STATED TASK = Pick out each line of the records that includes the string "this", and copy it.

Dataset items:
-.-.-

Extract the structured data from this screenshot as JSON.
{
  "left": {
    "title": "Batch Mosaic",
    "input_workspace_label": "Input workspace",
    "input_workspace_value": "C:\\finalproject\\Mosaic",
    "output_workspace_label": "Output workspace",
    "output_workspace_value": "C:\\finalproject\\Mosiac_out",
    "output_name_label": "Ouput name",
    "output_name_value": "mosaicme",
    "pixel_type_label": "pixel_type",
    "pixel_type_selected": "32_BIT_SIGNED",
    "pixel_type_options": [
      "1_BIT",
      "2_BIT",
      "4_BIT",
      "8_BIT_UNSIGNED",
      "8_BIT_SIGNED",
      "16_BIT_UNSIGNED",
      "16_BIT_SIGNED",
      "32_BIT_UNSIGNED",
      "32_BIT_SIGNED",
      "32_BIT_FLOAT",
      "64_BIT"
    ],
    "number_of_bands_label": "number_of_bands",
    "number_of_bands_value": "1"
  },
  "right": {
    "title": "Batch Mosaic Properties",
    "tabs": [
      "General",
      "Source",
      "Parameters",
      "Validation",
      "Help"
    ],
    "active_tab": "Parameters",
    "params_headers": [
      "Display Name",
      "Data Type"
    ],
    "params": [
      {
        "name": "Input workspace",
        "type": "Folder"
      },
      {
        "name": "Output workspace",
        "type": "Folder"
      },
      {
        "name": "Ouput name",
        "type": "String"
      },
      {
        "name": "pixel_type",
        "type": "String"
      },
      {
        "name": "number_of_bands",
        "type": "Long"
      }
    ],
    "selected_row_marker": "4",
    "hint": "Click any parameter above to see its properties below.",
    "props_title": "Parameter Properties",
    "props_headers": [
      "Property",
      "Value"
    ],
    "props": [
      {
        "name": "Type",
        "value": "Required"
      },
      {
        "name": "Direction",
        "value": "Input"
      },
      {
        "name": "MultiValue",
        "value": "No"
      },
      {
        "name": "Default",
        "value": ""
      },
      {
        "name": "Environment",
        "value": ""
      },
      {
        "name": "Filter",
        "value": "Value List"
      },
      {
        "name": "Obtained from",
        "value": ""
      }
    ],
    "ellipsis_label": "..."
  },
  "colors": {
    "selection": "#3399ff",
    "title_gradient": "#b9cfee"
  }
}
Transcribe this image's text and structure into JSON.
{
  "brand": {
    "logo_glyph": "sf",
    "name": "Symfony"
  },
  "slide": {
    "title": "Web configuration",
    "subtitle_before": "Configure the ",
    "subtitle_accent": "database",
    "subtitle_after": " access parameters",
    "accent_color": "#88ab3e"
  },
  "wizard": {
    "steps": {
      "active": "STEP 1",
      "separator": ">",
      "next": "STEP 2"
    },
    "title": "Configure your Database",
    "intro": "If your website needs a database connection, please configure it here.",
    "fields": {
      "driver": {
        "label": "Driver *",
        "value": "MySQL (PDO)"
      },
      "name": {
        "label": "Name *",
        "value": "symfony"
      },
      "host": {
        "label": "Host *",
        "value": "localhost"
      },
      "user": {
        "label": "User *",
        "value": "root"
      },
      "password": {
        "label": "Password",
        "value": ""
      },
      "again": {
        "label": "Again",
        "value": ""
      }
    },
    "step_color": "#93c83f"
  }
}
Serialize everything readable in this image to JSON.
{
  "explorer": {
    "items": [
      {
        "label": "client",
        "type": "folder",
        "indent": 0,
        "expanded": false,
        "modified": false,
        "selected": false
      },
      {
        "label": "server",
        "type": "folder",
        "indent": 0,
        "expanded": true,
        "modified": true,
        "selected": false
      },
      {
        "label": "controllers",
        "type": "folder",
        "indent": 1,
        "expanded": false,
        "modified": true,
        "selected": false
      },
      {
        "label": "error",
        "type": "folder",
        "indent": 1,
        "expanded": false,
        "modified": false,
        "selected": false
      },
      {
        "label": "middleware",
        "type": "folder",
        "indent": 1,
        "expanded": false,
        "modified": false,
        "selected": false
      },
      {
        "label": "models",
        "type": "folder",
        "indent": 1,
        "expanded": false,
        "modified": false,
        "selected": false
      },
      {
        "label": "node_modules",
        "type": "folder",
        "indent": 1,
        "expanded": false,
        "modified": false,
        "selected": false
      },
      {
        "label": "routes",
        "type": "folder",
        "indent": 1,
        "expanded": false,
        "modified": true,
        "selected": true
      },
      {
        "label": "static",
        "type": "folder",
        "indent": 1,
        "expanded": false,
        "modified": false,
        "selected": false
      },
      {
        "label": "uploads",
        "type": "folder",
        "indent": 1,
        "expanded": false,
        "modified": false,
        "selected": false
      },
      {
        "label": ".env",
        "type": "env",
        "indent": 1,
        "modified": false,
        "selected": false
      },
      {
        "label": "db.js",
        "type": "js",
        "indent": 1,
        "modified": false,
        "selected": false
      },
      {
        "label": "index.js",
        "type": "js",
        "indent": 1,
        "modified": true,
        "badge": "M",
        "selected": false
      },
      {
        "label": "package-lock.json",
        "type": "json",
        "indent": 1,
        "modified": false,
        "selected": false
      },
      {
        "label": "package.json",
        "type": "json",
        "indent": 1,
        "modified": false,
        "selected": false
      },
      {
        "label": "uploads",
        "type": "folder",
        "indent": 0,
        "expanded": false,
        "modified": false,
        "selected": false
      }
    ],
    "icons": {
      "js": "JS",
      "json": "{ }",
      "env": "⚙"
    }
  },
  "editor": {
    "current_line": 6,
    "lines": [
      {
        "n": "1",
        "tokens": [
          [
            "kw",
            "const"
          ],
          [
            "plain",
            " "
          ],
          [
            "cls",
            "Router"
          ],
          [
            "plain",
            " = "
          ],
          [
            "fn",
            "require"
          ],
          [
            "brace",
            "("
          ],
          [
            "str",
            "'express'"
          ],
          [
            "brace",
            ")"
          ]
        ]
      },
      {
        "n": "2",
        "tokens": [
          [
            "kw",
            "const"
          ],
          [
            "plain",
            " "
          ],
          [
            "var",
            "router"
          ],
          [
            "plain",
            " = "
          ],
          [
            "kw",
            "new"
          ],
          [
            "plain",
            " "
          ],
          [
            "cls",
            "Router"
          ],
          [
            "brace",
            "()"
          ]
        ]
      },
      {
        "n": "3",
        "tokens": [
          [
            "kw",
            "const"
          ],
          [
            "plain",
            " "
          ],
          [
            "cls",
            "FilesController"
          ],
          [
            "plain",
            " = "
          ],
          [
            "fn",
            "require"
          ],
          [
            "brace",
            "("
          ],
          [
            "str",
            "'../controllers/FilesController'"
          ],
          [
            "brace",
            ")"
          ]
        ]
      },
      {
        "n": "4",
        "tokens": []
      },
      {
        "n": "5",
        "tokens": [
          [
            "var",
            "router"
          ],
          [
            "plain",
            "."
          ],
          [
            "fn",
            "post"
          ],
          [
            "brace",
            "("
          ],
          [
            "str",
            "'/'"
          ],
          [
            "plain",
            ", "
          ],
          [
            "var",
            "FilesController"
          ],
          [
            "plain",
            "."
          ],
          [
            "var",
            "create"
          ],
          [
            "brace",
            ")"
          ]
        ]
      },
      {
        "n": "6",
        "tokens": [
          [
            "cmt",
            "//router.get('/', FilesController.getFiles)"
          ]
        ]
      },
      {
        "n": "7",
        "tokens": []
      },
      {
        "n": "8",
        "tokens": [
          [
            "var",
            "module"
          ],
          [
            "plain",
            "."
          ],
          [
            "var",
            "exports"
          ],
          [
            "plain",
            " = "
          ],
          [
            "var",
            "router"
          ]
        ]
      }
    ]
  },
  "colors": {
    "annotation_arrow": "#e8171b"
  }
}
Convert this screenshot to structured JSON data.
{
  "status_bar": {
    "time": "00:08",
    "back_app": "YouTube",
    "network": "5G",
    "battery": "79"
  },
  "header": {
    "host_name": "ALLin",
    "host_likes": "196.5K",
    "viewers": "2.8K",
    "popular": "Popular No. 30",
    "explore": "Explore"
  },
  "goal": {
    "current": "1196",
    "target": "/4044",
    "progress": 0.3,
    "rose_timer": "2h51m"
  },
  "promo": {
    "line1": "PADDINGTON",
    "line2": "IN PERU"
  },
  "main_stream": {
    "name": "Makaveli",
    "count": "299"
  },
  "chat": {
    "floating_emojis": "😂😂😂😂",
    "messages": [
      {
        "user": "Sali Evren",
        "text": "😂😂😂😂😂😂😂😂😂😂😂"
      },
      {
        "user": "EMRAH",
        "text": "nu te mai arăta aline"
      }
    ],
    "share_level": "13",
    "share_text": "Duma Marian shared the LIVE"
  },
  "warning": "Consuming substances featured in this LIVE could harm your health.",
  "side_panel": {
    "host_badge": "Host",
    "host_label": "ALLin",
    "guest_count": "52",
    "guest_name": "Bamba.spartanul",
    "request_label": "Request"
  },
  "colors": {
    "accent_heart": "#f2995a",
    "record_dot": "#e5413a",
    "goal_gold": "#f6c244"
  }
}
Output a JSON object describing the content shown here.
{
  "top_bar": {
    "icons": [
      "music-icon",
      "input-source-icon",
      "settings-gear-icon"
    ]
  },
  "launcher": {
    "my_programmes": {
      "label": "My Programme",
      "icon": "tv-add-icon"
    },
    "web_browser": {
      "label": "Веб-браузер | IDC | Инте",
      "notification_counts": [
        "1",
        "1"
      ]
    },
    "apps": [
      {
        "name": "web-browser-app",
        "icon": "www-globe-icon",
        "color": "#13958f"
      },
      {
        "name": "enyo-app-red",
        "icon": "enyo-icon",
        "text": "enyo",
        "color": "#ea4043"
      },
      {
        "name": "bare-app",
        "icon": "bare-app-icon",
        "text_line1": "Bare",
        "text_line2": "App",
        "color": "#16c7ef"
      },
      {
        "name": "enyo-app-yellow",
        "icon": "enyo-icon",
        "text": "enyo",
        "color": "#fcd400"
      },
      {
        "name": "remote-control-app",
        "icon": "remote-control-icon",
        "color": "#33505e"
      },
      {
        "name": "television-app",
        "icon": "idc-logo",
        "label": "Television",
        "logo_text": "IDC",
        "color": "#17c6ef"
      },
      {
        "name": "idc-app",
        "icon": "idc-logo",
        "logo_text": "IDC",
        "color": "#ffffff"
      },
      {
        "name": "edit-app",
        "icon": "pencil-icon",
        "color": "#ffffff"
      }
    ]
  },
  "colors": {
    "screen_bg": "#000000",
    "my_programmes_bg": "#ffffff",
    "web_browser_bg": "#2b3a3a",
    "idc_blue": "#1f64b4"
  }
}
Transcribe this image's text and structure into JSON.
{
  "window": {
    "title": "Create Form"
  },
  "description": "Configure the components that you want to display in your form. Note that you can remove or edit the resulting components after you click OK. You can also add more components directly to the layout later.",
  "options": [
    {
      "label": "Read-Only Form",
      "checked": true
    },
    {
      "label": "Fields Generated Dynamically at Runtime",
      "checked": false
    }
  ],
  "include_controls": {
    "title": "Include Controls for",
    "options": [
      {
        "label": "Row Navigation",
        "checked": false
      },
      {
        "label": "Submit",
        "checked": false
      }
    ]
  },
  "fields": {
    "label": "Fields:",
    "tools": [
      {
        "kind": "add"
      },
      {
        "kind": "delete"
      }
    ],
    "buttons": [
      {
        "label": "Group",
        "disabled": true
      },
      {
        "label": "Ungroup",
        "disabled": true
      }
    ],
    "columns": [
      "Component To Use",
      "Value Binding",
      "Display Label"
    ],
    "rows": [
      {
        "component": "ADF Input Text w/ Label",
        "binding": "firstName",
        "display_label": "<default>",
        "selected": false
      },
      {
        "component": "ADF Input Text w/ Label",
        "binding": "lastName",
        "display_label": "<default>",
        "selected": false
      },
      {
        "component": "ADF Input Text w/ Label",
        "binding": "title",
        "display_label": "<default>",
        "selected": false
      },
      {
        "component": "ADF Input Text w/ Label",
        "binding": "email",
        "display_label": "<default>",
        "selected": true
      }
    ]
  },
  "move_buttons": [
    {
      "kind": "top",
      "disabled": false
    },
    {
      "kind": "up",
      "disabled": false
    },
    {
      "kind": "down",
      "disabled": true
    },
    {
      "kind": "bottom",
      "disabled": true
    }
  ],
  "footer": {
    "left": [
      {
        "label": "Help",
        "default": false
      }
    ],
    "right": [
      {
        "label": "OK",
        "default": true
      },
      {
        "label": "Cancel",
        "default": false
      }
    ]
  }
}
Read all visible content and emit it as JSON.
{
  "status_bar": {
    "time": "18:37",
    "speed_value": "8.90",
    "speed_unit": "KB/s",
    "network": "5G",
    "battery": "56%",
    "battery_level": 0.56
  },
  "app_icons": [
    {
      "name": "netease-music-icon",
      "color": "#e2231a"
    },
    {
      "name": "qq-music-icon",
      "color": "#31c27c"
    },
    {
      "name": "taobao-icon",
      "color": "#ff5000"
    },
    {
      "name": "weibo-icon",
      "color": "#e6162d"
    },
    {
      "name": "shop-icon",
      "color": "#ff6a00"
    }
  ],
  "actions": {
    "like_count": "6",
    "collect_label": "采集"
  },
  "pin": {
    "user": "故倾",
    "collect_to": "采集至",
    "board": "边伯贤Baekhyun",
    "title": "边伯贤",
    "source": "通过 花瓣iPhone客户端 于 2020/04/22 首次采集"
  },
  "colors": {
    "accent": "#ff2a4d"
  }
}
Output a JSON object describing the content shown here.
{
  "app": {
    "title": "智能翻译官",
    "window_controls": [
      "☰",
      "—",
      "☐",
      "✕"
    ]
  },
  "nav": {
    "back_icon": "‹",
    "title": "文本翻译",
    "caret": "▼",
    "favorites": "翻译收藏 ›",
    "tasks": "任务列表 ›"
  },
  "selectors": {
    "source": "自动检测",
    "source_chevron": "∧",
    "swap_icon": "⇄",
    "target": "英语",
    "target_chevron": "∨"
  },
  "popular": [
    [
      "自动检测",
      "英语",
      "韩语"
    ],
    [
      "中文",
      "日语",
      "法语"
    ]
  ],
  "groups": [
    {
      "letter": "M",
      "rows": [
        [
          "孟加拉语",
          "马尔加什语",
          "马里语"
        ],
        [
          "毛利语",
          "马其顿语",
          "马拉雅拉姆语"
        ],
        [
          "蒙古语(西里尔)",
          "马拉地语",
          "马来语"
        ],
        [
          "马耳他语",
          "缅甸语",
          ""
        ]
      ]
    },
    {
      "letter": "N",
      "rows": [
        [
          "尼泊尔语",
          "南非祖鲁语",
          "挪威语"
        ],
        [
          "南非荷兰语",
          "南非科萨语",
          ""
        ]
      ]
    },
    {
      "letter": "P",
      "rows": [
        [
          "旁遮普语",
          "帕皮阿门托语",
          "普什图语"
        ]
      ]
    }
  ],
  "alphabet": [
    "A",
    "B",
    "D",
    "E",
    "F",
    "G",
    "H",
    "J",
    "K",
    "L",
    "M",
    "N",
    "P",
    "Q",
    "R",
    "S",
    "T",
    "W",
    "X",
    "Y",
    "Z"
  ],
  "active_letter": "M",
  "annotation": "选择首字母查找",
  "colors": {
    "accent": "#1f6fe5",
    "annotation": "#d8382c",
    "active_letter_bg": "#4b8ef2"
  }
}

-.-.-

WORKED SOLUTION =
Extract the structured data from this screenshot as JSON.
Transcribe this image's text and structure into JSON.
Serialize everything readable in this image to JSON.
Convert this screenshot to structured JSON data.
  "warning": "Consuming substances featured in this LIVE could harm your health.",
Transcribe this image's text and structure into JSON.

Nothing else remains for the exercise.